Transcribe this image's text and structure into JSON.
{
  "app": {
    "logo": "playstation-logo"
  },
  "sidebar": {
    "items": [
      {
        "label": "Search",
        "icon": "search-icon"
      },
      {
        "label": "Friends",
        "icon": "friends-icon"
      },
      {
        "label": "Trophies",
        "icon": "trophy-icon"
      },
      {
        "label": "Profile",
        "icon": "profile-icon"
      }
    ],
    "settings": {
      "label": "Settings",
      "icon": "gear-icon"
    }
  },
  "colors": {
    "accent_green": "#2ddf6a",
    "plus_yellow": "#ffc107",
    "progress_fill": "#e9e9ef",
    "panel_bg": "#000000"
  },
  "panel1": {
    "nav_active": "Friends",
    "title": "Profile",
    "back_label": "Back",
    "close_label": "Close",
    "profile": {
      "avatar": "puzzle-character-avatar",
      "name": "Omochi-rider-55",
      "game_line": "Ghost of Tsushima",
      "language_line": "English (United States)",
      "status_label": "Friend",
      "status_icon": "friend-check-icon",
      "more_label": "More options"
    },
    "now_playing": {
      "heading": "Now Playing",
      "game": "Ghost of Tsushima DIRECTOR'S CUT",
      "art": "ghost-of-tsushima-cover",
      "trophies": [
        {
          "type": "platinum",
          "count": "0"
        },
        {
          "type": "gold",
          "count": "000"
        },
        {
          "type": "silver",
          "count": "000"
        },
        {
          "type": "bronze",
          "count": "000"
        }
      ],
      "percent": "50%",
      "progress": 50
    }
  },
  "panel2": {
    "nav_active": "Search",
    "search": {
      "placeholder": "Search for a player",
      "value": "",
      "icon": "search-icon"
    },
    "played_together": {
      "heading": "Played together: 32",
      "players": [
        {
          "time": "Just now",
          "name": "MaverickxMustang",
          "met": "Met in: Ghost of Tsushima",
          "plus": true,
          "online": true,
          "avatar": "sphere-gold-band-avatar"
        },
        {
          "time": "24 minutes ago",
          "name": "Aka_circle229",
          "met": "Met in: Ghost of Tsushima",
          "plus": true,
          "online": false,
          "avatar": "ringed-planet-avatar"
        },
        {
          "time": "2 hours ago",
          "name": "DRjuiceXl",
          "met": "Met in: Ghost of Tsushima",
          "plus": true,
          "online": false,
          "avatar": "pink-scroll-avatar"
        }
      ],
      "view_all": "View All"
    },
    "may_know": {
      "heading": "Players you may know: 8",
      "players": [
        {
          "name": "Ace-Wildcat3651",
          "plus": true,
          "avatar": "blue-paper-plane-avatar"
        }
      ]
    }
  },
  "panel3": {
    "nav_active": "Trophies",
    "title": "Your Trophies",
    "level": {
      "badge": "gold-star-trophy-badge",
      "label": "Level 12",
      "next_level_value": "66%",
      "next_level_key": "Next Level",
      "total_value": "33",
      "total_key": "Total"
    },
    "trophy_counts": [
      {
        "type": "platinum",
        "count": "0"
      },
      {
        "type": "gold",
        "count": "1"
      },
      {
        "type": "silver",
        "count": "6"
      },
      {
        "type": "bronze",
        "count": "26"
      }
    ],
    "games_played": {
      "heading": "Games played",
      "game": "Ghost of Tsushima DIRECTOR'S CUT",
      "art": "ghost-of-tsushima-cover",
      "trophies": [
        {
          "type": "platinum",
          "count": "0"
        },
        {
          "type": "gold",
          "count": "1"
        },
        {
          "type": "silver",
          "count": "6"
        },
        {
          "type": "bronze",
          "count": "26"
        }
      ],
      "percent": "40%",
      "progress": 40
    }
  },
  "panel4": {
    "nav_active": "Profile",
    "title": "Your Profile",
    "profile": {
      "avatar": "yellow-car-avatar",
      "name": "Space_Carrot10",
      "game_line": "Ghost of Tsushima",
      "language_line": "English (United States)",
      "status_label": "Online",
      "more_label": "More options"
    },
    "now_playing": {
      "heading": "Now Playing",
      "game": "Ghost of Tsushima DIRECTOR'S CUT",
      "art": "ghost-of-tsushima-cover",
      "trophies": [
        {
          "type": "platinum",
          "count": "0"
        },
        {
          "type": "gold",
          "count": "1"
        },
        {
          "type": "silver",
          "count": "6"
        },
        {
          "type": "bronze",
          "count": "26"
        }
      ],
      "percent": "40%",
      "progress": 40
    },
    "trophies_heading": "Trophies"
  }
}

* _Description of the task_
Copy down the material exactly as written.

* _Full answer_
Transcribe this image's text and structure into JSON.
{
  "app": {
    "logo": "playstation-logo"
  },
  "sidebar": {
    "items": [
      {
        "label": "Search",
        "icon": "search-icon"
      },
      {
        "label": "Friends",
        "icon": "friends-icon"
      },
      {
        "label": "Trophies",
        "icon": "trophy-icon"
      },
      {
        "label": "Profile",
        "icon": "profile-icon"
      }
    ],
    "settings": {
      "label": "Settings",
      "icon": "gear-icon"
    }
  },
  "colors": {
    "accent_green": "#2ddf6a",
    "plus_yellow": "#ffc107",
    "progress_fill": "#e9e9ef",
    "panel_bg": "#000000"
  },
  "panel1": {
    "nav_active": "Friends",
    "title": "Profile",
    "back_label": "Back",
    "close_label": "Close",
    "profile": {
      "avatar": "puzzle-character-avatar",
      "name": "Omochi-rider-55",
      "game_line": "Ghost of Tsushima",
      "language_line": "English (United States)",
      "status_label": "Friend",
      "status_icon": "friend-check-icon",
      "more_label": "More options"
    },
    "now_playing": {
      "heading": "Now Playing",
      "game": "Ghost of Tsushima DIRECTOR'S CUT",
      "art": "ghost-of-tsushima-cover",
      "trophies": [
        {
          "type": "platinum",
          "count": "0"
        },
        {
          "type": "gold",
          "count": "000"
        },
        {
          "type": "silver",
          "count": "000"
        },
        {
          "type": "bronze",
          "count": "000"
        }
      ],
      "percent": "50%",
      "progress": 50
    }
  },
  "panel2": {
    "nav_active": "Search",
    "search": {
      "placeholder": "Search for a player",
      "value": "",
      "icon": "search-icon"
    },
    "played_together": {
      "heading": "Played together: 32",
      "players": [
        {
          "time": "Just now",
          "name": "MaverickxMustang",
          "met": "Met in: Ghost of Tsushima",
          "plus": true,
          "online": true,
          "avatar": "sphere-gold-band-avatar"
        },
        {
          "time": "24 minutes ago",
          "name": "Aka_circle229",
          "met": "Met in: Ghost of Tsushima",
          "plus": true,
          "online": false,
          "avatar": "ringed-planet-avatar"
        },
        {
          "time": "2 hours ago",
          "name": "DRjuiceXl",
          "met": "Met in: Ghost of Tsushima",
          "plus": true,
          "online": false,
          "avatar": "pink-scroll-avatar"
        }
      ],
      "view_all": "View All"
    },
    "may_know": {
      "heading": "Players you may know: 8",
      "players": [
        {
          "name": "Ace-Wildcat3651",
          "plus": true,
          "avatar": "blue-paper-plane-avatar"
        }
      ]
    }
  },
  "panel3": {
    "nav_active": "Trophies",
    "title": "Your Trophies",
    "level": {
      "badge": "gold-star-trophy-badge",
      "label": "Level 12",
      "next_level_value": "66%",
      "next_level_key": "Next Level",
      "total_value": "33",
      "total_key": "Total"
    },
    "trophy_counts": [
      {
        "type": "platinum",
        "count": "0"
      },
      {
        "type": "gold",
        "count": "1"
      },
      {
        "type": "silver",
        "count": "6"
      },
      {
        "type": "bronze",
        "count": "26"
      }
    ],
    "games_played": {
      "heading": "Games played",
      "game": "Ghost of Tsushima DIRECTOR'S CUT",
      "art": "ghost-of-tsushima-cover",
      "trophies": [
        {
          "type": "platinum",
          "count": "0"
        },
        {
          "type": "gold",
          "count": "1"
        },
        {
          "type": "silver",
          "count": "6"
        },
        {
          "type": "bronze",
          "count": "26"
        }
      ],
      "percent": "40%",
      "progress": 40
    }
  },
  "panel4": {
    "nav_active": "Profile",
    "title": "Your Profile",
    "profile": {
      "avatar": "yellow-car-avatar",
      "name": "Space_Carrot10",
      "game_line": "Ghost of Tsushima",
      "language_line": "English (United States)",
      "status_label": "Online",
      "more_label": "More options"
    },
    "now_playing": {
      "heading": "Now Playing",
      "game": "Ghost of Tsushima DIRECTOR'S CUT",
      "art": "ghost-of-tsushima-cover",
      "trophies": [
        {
          "type": "platinum",
          "count": "0"
        },
        {
          "type": "gold",
          "count": "1"
        },
        {
          "type": "silver",
          "count": "6"
        },
        {
          "type": "bronze",
          "count": "26"
        }
      ],
      "percent": "40%",
      "progress": 40
    },
    "trophies_heading": "Trophies"
  }
}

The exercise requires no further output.